**USA LE INFORMAZIONI**
- 1) Ricopia dall'articolo su Pillon il passo compreso tra "In una diretta" e "chiaro riferimento all’omogenitorialità.", estremi inclusi.
- 2) Scrivi il seguito dell'articolo su Pillon, cominciando subito dopo la sua ultima frase.

**ESTRATTO DEL DOCUMENTO**

================

Pillon (Lega): "Lottare contro blocco della pubertà e omogenitorialità"

In una diretta di questa mattina, il Senatore Simone Pillon, della Lega, ha toccato diversi temi, riguardanti i diritti umani, puntando il focus sui diritti dei minori in particolare, con chiaro riferimento all’omogenitorialità.
All’inizio del suo intervento, Pillon si difende da alcune accuse lanciate da Fratelli d’Italia: “Alcuni hanno ricamato sulla posizione della Lega che si è astenuta da un emendamento proposto da FdI sull’istituzione della Commissione per i diritti umani. La posizione della Lega, perfettamente espressa dalla Senatrice Saponara, è quella di non voler vincolare l’attività della Commissione a un elenco prestabilito di diritti, come richiedeva invece FdI, ma di lasciare alla stessa libertà di giudizio sulle singole questioni“.
Ben più grave è invece la situazione legata alla triptorelina: “Si tratta di un farmaco capace di fermare la pubertà. Teoricamente serve per curare il cancro alla prostata, ma se somministrato ai minori può ottenere questo risultato. Se è scandaloso fare esperimenti sui minorenni, è altrettanto vergognoso e allucinante che il Comitato Nazionale di Bioetica, con una decisione presa alla quasi unanimità, con l’unico voto contrario di Assuntina Morresi, abbia approvato che si possa somministrare questo farmaco agli adolescenti che soffrono di disforia di genere per scegliere poi, da adulti, se essere maschi, femmine o altro“. “Già tra i primissimi atti – afferma Pillon – ho presentato un’interrogazione al Ministero della Salute per fermare questo uso. Mi dispiace che abbiano votato favorevolmente anche i membri del CNB di impostazione cattolica, allineandosi alle posizioni dei progressisti e dei laicisti“.

================

**DATI DA ESAMINARE**
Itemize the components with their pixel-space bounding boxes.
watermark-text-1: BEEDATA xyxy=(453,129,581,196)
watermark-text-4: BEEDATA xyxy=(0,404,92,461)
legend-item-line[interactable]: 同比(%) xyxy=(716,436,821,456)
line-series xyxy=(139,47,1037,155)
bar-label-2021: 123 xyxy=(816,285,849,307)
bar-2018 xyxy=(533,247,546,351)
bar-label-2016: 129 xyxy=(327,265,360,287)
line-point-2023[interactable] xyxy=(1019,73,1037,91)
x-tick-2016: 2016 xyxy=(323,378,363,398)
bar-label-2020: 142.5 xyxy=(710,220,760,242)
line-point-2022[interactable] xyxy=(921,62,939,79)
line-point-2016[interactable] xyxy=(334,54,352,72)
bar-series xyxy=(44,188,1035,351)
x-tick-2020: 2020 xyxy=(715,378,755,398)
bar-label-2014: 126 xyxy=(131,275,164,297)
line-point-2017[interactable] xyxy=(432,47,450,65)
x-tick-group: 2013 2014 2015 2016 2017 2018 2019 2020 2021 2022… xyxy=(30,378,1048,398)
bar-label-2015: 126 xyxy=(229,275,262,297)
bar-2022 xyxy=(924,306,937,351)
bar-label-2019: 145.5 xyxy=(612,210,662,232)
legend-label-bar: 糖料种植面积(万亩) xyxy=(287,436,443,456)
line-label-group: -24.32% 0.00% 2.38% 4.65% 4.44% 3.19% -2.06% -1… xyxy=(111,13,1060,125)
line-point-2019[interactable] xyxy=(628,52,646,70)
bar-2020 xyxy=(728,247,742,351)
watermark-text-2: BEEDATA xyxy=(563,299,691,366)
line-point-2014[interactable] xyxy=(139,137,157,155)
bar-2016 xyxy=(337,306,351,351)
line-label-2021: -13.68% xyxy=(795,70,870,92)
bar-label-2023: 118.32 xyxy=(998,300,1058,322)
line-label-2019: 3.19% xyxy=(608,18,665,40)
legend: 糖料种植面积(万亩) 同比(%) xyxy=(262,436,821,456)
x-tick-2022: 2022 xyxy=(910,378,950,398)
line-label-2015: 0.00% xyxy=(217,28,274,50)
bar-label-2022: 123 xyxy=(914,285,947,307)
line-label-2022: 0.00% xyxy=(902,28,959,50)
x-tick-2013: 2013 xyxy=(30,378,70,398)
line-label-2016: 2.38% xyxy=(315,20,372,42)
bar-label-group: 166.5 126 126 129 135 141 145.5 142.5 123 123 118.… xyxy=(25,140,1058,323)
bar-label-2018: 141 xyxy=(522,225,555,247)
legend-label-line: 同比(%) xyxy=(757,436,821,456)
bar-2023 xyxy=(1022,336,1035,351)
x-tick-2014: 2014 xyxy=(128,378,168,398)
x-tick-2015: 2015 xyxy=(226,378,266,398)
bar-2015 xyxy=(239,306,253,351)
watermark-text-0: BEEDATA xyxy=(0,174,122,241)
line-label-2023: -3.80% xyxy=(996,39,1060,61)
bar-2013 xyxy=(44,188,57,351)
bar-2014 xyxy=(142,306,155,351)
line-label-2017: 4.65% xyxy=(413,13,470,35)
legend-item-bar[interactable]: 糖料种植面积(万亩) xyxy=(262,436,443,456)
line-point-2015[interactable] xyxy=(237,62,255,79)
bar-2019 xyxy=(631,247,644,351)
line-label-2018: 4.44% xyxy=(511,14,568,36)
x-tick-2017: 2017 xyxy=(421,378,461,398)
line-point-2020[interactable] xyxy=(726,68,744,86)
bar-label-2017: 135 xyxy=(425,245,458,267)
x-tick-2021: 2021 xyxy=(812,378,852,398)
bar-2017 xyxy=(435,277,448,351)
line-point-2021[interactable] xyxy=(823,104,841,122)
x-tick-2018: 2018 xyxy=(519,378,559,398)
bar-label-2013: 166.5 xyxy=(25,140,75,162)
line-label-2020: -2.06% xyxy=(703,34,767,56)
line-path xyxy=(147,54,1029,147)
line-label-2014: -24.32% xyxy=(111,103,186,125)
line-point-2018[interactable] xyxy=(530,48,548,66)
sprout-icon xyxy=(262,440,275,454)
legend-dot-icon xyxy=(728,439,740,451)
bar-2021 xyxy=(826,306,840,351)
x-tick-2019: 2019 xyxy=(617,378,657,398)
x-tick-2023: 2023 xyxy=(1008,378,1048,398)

================

**LE SOLUZIONI**
- 1)
In una diretta di questa mattina, il Senatore Simone Pillon, della Lega, ha toccato diversi temi, riguardanti i diritti umani, puntando il focus sui diritti dei minori in particolare, con chiaro riferimento all’omogenitorialità.

- 2)
Domani, infine, presenterò al Senato l’interrogazione parlamentare sui due papà e le due mamme” ha preannunciato Pillon, rifacendosi ad alcuni casi di registrazioni omogenitoriali nei Comuni italiani. “Si sta commettendo un delitto, l’alterazione dello stato di minore, e si sta condannando dei bambini a non sapere se abbiano un padre o una madre. Stiamo legittimando l’utero in affitto e il traffico di umani. Queste cose sono reato, se compiute in Italia. Se compiute all’estero, vengono ‘lasciate correre’. Un po’ come se un ladro rubasse una macchina in Germania e poi la potesse tranquillamente registrare come propria in Italia“.
Sulla questione, per ammissione dello stesso Pillon, risponderà lo stesso Matteo Salvini domani alle ore 15. “Non si comprano gli uteri, non si comprano i bambini. Se cade il diritto di iscriverli con padre e madre, cade tutto. Si arriverà a una società completamente liquida, in cui nessuno saprà di chi è figlio. Questa non è una battaglia ideologica, è una questione di vita o di morte della nostra società“.